— START OF Material to process —

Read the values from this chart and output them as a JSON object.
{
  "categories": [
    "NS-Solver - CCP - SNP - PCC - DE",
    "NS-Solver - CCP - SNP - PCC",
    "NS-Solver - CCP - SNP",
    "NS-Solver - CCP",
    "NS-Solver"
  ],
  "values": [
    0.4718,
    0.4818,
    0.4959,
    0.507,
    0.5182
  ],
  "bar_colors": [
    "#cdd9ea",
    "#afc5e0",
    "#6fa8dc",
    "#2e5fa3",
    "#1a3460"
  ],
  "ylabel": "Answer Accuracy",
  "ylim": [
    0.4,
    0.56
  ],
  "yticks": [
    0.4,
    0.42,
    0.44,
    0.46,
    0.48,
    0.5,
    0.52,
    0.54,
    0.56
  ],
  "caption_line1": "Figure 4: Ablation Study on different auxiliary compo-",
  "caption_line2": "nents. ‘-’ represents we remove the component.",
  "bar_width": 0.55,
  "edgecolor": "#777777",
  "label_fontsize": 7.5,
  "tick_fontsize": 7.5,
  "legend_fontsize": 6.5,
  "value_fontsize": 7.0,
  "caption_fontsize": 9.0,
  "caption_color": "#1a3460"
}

— END OF Material to process —

▶ _Stated task_: Search the entries for the word "values" and gather every line where it appears.

▶ _The completed task_:
Read the values from this chart and output them as a JSON object.
  "values": [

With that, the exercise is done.